#### DIRECTIONS
Extract every line below that contains the word "minutes".
━━━━━ LISTING
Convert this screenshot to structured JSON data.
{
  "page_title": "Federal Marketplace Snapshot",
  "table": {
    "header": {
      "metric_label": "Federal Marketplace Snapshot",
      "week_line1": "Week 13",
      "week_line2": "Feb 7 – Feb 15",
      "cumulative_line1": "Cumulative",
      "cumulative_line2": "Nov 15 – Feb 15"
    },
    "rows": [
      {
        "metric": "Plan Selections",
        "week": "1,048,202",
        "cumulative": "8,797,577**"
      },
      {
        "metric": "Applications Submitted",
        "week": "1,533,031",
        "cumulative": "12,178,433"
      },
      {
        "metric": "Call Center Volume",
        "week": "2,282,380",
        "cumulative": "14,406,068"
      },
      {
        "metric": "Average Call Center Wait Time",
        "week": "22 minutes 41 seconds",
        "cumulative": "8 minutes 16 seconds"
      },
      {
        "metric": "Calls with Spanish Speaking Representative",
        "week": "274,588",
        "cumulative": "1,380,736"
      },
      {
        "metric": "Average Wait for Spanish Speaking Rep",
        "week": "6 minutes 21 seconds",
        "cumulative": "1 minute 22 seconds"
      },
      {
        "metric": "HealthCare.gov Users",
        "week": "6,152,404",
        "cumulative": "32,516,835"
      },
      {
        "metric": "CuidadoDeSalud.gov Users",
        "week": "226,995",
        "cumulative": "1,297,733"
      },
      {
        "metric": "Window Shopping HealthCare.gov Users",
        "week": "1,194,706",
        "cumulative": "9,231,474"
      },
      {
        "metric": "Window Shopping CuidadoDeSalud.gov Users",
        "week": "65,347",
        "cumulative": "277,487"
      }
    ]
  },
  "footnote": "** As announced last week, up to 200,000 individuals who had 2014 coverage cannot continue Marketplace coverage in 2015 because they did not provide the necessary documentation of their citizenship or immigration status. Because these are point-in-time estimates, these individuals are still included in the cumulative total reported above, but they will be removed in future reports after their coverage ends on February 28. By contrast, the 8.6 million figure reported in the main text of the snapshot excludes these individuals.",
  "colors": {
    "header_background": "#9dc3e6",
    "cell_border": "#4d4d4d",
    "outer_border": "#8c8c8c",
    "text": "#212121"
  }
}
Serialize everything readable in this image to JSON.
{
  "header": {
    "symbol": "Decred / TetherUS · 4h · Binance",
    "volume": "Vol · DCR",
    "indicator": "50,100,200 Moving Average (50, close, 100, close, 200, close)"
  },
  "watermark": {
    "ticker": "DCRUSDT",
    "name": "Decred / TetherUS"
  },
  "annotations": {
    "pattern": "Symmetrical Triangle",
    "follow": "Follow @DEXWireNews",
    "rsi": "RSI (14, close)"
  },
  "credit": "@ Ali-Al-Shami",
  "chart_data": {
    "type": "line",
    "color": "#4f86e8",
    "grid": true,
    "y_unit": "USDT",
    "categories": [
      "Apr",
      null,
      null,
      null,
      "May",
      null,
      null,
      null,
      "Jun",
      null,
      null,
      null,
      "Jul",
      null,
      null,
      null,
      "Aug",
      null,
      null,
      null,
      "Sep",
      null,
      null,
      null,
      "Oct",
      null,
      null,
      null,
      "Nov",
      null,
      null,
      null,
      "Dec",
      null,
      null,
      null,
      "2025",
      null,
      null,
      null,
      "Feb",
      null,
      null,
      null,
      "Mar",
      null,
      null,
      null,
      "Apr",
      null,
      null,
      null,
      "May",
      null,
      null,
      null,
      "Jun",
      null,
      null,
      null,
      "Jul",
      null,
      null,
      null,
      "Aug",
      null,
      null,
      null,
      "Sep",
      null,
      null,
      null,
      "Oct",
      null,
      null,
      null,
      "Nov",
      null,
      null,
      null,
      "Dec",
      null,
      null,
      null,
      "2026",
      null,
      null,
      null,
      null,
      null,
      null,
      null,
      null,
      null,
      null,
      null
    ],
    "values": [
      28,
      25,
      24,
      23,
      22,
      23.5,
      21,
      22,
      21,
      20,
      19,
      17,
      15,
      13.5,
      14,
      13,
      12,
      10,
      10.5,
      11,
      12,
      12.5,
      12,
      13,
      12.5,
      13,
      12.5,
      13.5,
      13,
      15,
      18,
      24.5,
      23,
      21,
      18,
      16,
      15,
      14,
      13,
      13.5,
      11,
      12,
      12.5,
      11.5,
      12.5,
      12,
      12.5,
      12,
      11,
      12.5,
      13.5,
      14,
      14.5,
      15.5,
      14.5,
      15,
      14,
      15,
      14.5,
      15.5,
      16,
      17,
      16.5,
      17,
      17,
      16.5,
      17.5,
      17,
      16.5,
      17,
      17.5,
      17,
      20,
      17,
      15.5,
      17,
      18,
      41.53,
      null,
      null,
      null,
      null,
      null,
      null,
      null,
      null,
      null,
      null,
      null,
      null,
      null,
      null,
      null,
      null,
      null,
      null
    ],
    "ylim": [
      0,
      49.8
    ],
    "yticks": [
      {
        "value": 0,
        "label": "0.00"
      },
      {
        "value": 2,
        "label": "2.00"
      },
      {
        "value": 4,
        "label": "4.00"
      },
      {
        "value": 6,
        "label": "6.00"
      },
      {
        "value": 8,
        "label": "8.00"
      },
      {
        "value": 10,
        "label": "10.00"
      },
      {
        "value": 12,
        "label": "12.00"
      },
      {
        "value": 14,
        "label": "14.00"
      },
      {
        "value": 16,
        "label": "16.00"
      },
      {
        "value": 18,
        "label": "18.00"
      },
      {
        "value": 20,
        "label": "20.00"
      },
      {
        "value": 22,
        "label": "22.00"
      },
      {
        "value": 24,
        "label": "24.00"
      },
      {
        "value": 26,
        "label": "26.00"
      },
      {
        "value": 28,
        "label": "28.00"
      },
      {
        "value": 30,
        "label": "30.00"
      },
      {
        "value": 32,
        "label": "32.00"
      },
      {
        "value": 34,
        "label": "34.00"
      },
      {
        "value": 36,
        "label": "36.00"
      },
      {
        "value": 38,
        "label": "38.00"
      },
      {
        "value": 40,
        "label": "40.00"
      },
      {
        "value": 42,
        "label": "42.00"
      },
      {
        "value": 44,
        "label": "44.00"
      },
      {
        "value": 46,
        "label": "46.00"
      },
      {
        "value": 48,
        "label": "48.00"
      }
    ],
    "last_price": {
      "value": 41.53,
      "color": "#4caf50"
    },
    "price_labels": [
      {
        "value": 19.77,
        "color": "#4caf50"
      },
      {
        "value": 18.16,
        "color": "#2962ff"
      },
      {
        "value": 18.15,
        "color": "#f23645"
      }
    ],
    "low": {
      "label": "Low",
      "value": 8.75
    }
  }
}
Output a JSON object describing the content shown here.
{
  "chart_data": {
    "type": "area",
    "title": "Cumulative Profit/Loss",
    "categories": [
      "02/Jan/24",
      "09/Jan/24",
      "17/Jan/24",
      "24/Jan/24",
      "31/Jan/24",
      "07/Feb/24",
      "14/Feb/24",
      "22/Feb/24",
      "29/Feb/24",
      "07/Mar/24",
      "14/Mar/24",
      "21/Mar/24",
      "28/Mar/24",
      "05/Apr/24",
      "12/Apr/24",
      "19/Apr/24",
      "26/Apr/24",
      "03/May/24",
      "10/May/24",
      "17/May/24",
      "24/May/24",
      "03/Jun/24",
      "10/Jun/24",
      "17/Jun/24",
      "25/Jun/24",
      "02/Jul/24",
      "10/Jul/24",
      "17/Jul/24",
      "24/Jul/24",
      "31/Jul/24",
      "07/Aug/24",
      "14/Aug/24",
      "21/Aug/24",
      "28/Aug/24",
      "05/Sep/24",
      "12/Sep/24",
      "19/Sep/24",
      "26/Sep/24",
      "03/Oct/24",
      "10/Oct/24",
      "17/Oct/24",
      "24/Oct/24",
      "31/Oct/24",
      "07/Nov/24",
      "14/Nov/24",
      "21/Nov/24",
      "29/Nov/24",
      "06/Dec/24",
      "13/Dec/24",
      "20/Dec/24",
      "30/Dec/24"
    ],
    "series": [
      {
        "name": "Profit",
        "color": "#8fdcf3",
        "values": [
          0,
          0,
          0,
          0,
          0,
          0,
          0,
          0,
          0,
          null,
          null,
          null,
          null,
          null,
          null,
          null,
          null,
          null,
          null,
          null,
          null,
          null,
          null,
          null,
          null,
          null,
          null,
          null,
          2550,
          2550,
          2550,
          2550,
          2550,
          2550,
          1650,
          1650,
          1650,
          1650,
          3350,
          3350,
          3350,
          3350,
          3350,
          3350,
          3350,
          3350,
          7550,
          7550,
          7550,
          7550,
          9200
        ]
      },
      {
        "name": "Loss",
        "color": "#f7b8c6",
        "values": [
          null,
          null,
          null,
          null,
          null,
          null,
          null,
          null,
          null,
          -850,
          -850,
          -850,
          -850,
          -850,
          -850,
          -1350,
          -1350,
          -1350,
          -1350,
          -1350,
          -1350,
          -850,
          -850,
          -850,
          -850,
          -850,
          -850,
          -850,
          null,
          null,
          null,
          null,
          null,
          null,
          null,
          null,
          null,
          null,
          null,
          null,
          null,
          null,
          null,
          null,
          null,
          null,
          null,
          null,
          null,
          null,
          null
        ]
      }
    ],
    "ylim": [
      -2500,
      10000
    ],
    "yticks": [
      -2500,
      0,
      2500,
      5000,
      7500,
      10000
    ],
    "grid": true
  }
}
━━━━━━━━━━
#### EXERCISE RESULT
        "week": "22 minutes 41 seconds",
        "cumulative": "8 minutes 16 seconds"
        "week": "6 minutes 21 seconds",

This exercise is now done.